## EXERCISE PASSAGE
◆ ◆ ◆ ◆ ◆ ◆ ◆

Image source: Dall-E/Ngozi

It might be very challenging for anyone to guess that the sounds, lyrics, and singing are largely a product of AI. Nkasi deemed it important to prompt the AI to do things that he would normally do as an artiste.  Songs on the album like “Find You”, and “Ifuu (Men Di Bad)” included lyrics in Nigerian languages like Pidgin, Patois, and Igbo. “What I found very interesting was that we prompted AI to write in Nigerian pidgin, and the results were impressive. On a song like Ifuu that had Igbo; Igbo was AI-generated. The rap verse that refers to palm wine and chilling, was ChatGPT, as well as the Igbo wordings,” he said.

“This time around, I sort of reversed the process. I had the idea for the chorus and wordings for the chorus only, so I typed in a prompt to ChatGPT telling it the chorus and asking it to write out the rest of the song with patois and pidgin language in-between,” Nkasi added. He says that the way it is on the song is the way ChatGPT produced it, and all he had to do was re-enact it and bring it to life with the other AI tools.

Aside from Ifuu and Dream Chaser, which had significant human effort, Nkasi says that every other element was completely created with AI.  “So for the most part, human contribution came from melody syncing because ChatGPT would write the song but because there was no melody to it, I had to figure out the singing melody that would flow best with the beat that AI gave us.” In some cases, we needed to shorten some sentences in the lyrics and extend a few others.

Hitches along the way

Nkasi felt a bit handicapped by the lack of interoperability of the different software he used to produce the album. “The unique challenge we are facing is that the different AI tools we use to make music do not communicate with each other. If ChatGPT is writing, it has no idea what the beat sounds like. And when we are trying to figure out the melody and create the voice, the AI needs to understand the lyrics and the beats.”  This is why the melody had to be decided by him (the human). “We took the lyrics we had, came up with melody ideas, trained the AI to sing it with the generated voice, and put them together.”

However, considering how quickly AI innovations are leveling out bottlenecks, Nkasi doesn’t think this problem will remain unsolved for too long.  At some point in time, someone may figure out how to make these distinct processes connect with a plug-and-play method.

◆ ◆ ◆ ◆ ◆ ◆ ◆

## DATA PROVIDED
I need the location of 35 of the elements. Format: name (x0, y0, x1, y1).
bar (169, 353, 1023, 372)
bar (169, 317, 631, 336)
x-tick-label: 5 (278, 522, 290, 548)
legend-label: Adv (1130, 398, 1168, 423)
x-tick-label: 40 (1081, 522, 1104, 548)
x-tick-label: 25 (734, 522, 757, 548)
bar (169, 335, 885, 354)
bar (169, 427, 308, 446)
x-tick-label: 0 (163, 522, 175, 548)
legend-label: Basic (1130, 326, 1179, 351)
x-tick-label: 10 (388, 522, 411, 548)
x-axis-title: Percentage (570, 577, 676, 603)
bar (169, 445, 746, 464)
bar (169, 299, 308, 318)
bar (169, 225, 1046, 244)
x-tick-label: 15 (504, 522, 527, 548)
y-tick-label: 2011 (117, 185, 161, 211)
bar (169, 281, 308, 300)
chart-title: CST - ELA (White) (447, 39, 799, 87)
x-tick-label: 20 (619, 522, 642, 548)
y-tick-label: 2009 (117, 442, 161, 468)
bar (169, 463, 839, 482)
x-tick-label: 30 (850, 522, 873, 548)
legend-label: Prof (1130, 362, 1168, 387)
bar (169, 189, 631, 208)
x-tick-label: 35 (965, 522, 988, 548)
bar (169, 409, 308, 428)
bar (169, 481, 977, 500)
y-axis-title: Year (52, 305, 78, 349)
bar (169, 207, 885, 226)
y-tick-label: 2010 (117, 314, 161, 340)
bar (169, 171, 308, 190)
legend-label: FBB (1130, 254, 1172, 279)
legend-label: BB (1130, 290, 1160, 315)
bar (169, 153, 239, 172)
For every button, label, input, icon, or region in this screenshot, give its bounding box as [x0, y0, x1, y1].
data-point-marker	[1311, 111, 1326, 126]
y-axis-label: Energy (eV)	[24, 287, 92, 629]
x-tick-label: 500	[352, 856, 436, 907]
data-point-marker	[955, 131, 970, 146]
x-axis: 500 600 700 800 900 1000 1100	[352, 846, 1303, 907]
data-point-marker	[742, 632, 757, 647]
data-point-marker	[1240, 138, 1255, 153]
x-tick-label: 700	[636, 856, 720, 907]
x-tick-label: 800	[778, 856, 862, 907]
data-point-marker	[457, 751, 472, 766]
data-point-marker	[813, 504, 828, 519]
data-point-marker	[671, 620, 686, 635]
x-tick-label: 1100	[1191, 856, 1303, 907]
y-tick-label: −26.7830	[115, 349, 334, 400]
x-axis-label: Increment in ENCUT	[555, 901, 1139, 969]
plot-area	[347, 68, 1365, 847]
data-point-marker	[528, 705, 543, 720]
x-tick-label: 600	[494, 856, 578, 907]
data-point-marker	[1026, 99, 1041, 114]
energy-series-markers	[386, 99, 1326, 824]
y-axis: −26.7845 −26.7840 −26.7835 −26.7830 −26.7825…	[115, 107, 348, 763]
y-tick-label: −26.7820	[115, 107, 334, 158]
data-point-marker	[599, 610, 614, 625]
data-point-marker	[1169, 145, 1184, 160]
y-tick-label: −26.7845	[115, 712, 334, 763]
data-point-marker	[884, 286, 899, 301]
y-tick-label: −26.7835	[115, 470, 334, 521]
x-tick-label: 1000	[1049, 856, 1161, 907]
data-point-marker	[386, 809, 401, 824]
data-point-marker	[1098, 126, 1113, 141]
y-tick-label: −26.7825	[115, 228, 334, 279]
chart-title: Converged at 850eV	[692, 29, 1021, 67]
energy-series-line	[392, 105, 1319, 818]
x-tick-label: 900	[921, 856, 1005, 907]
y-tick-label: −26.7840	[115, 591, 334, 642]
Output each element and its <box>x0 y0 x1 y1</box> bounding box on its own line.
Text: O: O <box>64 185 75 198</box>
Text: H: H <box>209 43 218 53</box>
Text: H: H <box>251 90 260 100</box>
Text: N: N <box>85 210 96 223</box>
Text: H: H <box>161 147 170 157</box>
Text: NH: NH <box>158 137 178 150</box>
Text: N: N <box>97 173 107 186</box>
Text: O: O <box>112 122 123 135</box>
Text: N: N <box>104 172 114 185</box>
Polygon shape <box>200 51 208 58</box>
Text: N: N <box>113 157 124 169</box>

◆ ◆ ◆ ◆ ◆ ◆ ◆

## TASK 1
In the article about Nkasi's AI album, what produced the rap verse on Ifuu that mentions palm wine and chilling?
## TASK 2
Write the next paragraph of the article about Nkasi's AI album, picking up after its final sentence.
The listing comes from a separate source and has no connection to the article about Nkasi's AI album.

## EXPECTED OUTPUT 1
ChatGPT, which also produced the Igbo wording.

## EXPECTED OUTPUT 2
An AI music artist

“A friend of mine, popular gospel artist Limoblaze, argued that it was impossible for AI to write a gospel song people could be moved by. All I had to do was prompt the AI tools to create something that referenced faith and one’s commitment to God. This resulted in God’s Whispers 2, one of the two gospel songs on the album,” Nkasi disclosed.

In God’s Whispers II, Nkasi features an artist identified as Mya Blue, but she is not a real person. The other two featured artists, Nnamdi Agbo and David Wonder, are humans, but Mya Blue is a feminine AI-generated voice. Nkasi proved his point, as that song sounded like any other gospel song.  He said, “We played the chords, used ChatPGT to write the lyrics, and a completely different AI tool to generate the voice [for Mya Blue]. She doesn’t exist but as an AI.”

Image source: Dall-E/Ngozi

The song begins with Nkasobi and Mya Blue doing a duet, and Mya Blue, singing and softly breathing like it is human, continues with a solo for the last 2 minutes. Its voice reminds me of how actress Vannessa Hudgens sang in Disney’s High School Musical.  “I did this for the people who want to convince themselves that they can tell it is AI,” Nkasi added. 

The clampdown on AI

Last month, the Financial Times reported that Universal Music Group directed streaming platforms, including Spotify and Apple, to block artificial intelligence services from scraping melodies and lyrics from their copyrighted songs.

However, Nkasi thinks that AI is inevitable as there are so many players. He says it will benefit the average artiste. “The problem is that the AI can invalidate the huge catalogue that big labels have spent billions of dollars amassing and putting together. For the average artist, it democratises access and makes things easier,” he concludes.